[GOAL] Copy out the records precisely, omitting pictures.

════════════════

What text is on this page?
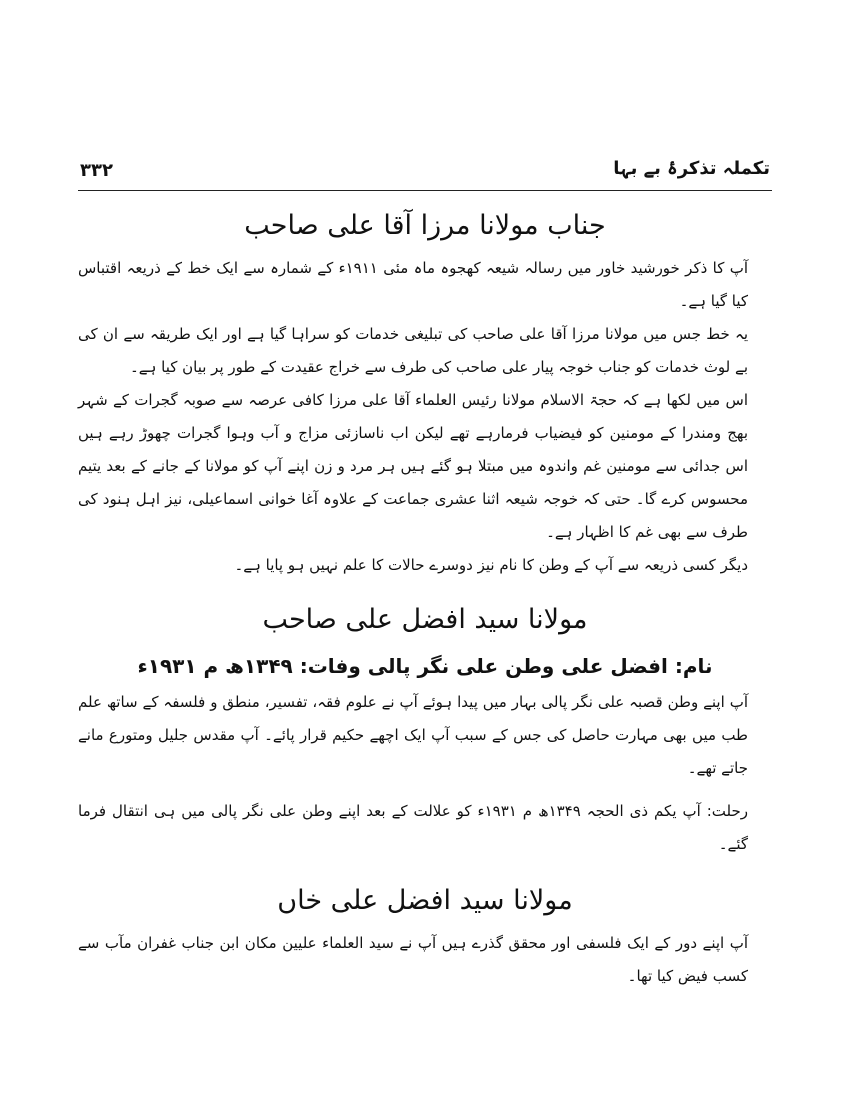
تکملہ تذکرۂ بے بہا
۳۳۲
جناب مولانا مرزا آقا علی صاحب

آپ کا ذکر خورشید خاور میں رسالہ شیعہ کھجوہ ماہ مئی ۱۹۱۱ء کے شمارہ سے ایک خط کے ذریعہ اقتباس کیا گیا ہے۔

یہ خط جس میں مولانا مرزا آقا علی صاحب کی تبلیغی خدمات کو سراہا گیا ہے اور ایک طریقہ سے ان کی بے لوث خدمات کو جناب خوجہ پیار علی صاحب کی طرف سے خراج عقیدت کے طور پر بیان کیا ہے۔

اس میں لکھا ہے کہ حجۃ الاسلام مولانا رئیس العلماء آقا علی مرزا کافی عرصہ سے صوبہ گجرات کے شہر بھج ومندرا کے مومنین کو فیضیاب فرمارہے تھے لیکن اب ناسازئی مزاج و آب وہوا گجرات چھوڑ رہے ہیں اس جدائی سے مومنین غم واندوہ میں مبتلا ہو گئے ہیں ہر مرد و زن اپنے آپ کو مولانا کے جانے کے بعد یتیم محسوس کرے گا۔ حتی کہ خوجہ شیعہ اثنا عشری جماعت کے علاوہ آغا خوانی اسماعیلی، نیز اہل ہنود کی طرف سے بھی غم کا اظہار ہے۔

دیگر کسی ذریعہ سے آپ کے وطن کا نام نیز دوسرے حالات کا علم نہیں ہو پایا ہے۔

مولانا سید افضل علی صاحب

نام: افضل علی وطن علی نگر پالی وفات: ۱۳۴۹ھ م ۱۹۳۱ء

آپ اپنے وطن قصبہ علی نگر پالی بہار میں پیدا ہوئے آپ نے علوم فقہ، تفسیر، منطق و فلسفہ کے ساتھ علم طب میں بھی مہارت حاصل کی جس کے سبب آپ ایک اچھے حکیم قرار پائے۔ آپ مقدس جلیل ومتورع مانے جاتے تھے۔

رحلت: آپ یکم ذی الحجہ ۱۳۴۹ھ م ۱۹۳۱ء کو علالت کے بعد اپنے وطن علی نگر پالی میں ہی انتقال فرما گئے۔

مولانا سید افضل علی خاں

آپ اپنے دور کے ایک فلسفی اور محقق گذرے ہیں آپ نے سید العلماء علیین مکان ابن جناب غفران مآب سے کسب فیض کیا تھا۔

════════════════

[OUTPUT BELOW]
What text is on this page?
تکملہ تذکرۂ بے بہا
۳۳۲
جناب مولانا مرزا آقا علی صاحب

آپ کا ذکر خورشید خاور میں رسالہ شیعہ کھجوہ ماہ مئی ۱۹۱۱ء کے شمارہ سے ایک خط کے ذریعہ اقتباس کیا گیا ہے۔

یہ خط جس میں مولانا مرزا آقا علی صاحب کی تبلیغی خدمات کو سراہا گیا ہے اور ایک طریقہ سے ان کی بے لوث خدمات کو جناب خوجہ پیار علی صاحب کی طرف سے خراج عقیدت کے طور پر بیان کیا ہے۔

اس میں لکھا ہے کہ حجۃ الاسلام مولانا رئیس العلماء آقا علی مرزا کافی عرصہ سے صوبہ گجرات کے شہر بھج ومندرا کے مومنین کو فیضیاب فرمارہے تھے لیکن اب ناسازئی مزاج و آب وہوا گجرات چھوڑ رہے ہیں اس جدائی سے مومنین غم واندوہ میں مبتلا ہو گئے ہیں ہر مرد و زن اپنے آپ کو مولانا کے جانے کے بعد یتیم محسوس کرے گا۔ حتی کہ خوجہ شیعہ اثنا عشری جماعت کے علاوہ آغا خوانی اسماعیلی، نیز اہل ہنود کی طرف سے بھی غم کا اظہار ہے۔

دیگر کسی ذریعہ سے آپ کے وطن کا نام نیز دوسرے حالات کا علم نہیں ہو پایا ہے۔

مولانا سید افضل علی صاحب

نام: افضل علی وطن علی نگر پالی وفات: ۱۳۴۹ھ م ۱۹۳۱ء

آپ اپنے وطن قصبہ علی نگر پالی بہار میں پیدا ہوئے آپ نے علوم فقہ، تفسیر، منطق و فلسفہ کے ساتھ علم طب میں بھی مہارت حاصل کی جس کے سبب آپ ایک اچھے حکیم قرار پائے۔ آپ مقدس جلیل ومتورع مانے جاتے تھے۔

رحلت: آپ یکم ذی الحجہ ۱۳۴۹ھ م ۱۹۳۱ء کو علالت کے بعد اپنے وطن علی نگر پالی میں ہی انتقال فرما گئے۔

مولانا سید افضل علی خاں

آپ اپنے دور کے ایک فلسفی اور محقق گذرے ہیں آپ نے سید العلماء علیین مکان ابن جناب غفران مآب سے کسب فیض کیا تھا۔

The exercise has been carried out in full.